__Task directions__. From the listing below, extract every line in which the word "source" appears.

__Data rows__.
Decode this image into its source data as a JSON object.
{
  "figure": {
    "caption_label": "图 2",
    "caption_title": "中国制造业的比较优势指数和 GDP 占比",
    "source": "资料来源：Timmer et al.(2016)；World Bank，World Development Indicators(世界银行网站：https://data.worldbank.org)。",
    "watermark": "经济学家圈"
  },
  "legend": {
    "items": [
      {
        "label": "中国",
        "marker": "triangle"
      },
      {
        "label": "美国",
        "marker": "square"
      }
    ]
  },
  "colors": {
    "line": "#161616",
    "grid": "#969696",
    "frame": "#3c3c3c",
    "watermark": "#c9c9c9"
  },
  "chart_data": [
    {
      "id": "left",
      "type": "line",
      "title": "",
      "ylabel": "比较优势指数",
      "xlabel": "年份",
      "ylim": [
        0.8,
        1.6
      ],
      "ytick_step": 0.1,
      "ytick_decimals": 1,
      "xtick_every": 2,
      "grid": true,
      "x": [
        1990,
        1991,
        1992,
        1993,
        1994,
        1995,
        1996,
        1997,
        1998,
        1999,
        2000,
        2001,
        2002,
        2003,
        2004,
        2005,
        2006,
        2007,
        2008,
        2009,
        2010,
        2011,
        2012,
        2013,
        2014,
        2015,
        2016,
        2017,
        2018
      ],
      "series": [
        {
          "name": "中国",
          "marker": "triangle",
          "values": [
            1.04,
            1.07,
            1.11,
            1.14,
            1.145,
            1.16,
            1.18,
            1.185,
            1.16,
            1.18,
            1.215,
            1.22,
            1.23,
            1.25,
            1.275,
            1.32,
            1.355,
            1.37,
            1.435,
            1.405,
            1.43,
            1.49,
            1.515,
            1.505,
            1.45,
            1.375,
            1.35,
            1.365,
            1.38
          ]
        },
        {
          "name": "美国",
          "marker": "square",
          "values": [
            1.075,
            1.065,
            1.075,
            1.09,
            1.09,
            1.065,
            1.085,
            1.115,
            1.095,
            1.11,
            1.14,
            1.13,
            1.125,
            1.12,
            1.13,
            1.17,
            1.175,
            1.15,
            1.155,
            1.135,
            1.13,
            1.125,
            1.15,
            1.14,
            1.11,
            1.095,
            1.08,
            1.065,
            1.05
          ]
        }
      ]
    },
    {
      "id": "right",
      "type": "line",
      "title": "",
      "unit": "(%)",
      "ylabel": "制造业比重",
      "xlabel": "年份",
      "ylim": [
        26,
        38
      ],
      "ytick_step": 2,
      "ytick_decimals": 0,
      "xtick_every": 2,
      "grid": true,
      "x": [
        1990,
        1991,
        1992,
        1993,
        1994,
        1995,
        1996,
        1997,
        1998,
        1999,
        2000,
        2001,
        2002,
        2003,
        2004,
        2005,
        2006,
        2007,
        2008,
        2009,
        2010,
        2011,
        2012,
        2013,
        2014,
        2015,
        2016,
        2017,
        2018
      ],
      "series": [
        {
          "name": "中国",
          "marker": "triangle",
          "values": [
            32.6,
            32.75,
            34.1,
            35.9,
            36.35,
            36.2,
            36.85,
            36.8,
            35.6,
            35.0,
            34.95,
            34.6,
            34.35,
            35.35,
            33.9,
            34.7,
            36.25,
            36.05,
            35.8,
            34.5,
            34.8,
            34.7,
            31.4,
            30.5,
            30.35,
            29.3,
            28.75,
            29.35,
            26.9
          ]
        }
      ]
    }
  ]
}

__Finished task__.
Decode this image into its source data as a JSON object.
    "source": "资料来源：Timmer et al.(2016)；World Bank，World Development Indicators(世界银行网站：https://data.worldbank.org)。",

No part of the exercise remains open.